- Exercise prompt -
Scan the records for the string "right"; copy each line where it occurs.
═════ Given records ═════
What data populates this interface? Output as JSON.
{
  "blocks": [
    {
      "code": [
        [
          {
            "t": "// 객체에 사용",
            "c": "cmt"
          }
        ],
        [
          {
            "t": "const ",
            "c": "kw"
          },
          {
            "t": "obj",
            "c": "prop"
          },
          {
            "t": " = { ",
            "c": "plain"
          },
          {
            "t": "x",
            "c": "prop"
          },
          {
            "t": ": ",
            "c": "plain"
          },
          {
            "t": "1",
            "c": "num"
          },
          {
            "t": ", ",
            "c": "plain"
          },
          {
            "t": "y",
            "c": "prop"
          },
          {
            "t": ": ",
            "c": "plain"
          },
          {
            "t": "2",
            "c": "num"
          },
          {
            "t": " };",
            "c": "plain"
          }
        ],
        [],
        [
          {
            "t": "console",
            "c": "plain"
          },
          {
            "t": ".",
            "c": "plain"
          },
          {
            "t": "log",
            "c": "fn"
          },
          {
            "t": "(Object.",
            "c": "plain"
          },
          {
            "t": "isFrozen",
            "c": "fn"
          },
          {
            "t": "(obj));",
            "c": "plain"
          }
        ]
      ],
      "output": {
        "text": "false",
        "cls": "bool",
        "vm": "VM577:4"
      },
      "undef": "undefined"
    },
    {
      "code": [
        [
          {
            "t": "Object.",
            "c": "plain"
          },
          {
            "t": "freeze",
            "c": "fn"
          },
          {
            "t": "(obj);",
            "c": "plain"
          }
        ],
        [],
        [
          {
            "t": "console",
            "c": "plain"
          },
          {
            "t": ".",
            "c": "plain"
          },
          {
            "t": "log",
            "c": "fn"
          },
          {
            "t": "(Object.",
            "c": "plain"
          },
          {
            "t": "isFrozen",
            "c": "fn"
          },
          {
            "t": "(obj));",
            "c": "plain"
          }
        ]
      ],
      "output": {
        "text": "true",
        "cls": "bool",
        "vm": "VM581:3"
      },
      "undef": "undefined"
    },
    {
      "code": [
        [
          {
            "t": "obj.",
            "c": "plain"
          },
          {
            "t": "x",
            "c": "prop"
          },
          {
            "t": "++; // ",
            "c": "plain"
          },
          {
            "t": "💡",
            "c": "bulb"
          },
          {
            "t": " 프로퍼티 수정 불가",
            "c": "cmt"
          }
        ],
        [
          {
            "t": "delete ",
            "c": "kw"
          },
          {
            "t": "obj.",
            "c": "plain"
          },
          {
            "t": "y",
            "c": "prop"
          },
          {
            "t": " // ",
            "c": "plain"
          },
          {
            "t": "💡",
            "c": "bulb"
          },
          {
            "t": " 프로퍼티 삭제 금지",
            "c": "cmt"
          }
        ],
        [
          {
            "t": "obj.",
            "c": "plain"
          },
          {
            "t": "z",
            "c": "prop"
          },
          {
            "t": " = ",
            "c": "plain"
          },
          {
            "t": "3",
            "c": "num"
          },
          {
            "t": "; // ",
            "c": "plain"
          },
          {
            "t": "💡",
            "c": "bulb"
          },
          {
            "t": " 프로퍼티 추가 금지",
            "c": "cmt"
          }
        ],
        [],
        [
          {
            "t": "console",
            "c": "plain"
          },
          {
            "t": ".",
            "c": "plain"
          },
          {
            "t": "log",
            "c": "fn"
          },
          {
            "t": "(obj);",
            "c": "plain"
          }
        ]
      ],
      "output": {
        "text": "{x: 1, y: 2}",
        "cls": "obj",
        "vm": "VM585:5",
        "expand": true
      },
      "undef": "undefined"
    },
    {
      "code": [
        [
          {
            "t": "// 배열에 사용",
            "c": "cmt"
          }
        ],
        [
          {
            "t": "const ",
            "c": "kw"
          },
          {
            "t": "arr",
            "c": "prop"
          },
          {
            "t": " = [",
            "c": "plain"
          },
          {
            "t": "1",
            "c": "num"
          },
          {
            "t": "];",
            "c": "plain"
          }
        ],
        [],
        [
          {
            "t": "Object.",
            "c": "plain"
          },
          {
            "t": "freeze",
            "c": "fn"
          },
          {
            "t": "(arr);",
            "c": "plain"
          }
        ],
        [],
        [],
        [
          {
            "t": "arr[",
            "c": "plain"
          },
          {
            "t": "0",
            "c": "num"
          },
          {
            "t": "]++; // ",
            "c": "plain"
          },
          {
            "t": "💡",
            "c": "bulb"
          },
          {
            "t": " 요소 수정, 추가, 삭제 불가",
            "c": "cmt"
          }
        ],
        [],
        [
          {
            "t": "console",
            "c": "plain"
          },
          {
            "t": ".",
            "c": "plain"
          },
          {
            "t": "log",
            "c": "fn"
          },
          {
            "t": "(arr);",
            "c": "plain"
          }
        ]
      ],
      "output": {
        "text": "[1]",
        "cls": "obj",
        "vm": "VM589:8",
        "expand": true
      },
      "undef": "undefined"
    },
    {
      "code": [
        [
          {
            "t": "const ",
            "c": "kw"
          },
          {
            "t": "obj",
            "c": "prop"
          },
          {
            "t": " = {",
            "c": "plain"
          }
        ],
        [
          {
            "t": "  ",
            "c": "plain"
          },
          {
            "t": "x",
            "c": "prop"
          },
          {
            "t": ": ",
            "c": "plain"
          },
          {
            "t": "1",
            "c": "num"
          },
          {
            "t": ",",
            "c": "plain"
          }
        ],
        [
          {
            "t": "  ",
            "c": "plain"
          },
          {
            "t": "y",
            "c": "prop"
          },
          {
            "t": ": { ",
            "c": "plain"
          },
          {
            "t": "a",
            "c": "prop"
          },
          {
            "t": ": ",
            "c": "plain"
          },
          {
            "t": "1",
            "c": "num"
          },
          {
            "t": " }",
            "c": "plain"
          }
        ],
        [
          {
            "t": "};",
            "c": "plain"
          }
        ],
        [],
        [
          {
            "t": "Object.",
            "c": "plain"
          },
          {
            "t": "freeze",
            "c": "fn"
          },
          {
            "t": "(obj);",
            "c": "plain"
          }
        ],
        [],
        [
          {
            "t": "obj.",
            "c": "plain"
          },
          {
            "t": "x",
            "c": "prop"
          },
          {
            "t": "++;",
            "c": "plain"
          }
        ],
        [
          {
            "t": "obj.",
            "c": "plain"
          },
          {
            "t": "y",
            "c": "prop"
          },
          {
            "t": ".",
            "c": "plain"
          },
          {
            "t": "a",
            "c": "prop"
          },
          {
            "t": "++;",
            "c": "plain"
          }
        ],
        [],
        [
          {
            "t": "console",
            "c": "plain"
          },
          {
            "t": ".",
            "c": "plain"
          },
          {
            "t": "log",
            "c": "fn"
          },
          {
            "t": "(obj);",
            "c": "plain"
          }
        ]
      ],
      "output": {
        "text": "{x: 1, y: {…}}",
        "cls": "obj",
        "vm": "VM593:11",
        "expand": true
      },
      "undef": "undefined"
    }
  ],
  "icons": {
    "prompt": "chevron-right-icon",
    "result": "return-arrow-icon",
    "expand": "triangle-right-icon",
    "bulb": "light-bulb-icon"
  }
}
═════
- Answer to the problem -
    "prompt": "chevron-right-icon",
    "expand": "triangle-right-icon",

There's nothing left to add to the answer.